* BEGIN Given information *

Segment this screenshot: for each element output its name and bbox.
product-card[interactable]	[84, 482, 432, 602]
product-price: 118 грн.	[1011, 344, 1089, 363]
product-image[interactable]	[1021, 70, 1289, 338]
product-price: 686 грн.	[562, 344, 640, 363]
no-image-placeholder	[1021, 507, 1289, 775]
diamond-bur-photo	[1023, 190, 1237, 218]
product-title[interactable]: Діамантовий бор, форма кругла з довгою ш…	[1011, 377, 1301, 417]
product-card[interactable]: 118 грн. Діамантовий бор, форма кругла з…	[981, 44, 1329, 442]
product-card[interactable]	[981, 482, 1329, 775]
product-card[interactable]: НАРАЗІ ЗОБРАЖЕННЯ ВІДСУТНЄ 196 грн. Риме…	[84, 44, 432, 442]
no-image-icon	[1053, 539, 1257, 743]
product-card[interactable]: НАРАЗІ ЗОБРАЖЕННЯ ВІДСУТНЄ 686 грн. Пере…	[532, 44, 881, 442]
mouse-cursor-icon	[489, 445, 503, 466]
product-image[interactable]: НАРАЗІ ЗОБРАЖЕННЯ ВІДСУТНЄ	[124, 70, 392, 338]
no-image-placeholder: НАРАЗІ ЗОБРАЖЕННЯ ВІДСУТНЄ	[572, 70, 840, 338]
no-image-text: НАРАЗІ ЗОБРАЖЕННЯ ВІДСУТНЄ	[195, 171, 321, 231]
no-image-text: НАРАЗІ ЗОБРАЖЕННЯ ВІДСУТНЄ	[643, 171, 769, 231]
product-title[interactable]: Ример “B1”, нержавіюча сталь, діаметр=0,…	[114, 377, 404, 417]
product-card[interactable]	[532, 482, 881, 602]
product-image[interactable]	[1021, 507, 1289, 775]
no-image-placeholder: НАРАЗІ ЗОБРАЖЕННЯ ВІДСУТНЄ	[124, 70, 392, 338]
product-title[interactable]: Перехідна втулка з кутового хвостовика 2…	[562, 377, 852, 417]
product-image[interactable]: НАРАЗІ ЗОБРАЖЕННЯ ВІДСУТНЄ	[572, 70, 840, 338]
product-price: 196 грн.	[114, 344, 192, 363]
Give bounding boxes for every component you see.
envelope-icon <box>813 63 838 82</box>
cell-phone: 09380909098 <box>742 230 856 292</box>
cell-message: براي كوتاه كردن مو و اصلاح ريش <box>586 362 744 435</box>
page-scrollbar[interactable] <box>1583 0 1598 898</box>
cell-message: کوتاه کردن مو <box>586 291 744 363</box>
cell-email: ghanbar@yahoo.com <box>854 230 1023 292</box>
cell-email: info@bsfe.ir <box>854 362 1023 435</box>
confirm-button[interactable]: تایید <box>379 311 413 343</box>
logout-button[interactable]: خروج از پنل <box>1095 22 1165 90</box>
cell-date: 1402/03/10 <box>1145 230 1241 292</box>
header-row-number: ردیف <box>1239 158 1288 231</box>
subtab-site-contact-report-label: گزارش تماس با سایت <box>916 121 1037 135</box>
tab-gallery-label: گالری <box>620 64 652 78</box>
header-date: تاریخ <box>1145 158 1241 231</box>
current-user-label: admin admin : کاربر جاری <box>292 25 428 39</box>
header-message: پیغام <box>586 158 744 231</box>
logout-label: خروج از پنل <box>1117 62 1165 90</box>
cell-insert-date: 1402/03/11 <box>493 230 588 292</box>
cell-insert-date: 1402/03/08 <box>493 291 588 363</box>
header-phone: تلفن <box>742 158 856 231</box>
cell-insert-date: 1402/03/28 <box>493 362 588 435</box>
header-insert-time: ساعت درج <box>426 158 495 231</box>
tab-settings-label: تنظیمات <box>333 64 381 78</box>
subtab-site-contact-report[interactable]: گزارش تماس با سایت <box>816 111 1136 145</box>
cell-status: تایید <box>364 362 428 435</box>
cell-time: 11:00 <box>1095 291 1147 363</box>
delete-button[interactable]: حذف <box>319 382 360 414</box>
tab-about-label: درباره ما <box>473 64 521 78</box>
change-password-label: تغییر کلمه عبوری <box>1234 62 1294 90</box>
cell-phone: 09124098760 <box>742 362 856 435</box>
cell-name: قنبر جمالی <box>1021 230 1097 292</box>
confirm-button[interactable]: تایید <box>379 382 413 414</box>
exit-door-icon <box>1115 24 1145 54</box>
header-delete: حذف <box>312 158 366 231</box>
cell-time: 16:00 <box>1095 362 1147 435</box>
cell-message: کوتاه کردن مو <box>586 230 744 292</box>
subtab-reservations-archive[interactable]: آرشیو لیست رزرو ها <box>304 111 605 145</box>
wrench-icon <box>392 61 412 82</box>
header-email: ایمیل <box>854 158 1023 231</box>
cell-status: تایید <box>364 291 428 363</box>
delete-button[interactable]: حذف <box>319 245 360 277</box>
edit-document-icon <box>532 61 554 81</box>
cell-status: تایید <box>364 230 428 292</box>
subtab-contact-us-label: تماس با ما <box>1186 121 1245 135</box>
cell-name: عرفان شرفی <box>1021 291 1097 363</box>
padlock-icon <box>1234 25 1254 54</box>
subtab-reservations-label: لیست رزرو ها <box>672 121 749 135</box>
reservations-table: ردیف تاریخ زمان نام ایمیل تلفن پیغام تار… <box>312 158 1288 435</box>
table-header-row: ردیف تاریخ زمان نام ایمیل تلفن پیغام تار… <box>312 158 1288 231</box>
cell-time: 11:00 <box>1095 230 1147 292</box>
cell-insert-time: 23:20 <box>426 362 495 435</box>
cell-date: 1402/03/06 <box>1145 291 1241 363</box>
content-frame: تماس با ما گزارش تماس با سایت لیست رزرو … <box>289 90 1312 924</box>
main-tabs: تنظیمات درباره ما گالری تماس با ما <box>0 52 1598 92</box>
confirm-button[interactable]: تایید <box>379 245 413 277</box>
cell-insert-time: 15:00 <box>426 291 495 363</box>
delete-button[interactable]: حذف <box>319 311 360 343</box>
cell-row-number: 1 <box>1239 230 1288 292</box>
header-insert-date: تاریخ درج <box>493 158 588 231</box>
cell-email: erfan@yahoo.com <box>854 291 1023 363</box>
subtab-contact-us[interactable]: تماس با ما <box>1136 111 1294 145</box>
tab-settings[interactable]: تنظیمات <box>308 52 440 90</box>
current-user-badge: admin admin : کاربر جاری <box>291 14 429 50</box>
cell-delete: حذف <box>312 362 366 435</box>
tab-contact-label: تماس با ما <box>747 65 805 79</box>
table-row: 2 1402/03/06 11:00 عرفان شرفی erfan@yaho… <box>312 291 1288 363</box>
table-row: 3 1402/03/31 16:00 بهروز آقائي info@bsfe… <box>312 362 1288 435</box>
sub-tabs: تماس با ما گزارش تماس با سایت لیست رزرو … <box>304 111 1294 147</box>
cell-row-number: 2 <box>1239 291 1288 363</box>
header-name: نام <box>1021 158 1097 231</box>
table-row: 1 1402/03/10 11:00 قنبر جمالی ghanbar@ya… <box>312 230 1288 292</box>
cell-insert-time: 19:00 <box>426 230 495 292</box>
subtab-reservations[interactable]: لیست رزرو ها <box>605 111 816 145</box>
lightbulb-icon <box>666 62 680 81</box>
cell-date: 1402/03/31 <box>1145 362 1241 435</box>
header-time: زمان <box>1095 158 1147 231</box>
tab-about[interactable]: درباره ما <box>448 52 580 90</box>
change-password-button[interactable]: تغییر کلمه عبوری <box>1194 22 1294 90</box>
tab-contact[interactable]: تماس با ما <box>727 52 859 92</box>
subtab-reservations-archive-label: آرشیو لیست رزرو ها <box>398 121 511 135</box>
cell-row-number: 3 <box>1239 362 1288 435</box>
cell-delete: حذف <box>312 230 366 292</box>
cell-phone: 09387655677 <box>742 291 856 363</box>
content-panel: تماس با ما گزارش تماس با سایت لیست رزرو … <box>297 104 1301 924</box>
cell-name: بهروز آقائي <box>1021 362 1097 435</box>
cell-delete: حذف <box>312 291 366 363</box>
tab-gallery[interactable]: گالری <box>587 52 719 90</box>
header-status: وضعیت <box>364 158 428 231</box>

* END Given information *

> Aim of the exercise
Update the material from its start through the line containing "344, 640, 363]" by replacing "product-price" with "price-label". Leave everything else as it stands.

> Solution
Segment this screenshot: for each element output its name and bbox.
product-card[interactable]	[84, 482, 432, 602]
price-label: 118 грн.	[1011, 344, 1089, 363]
product-image[interactable]	[1021, 70, 1289, 338]
price-label: 686 грн.	[562, 344, 640, 363]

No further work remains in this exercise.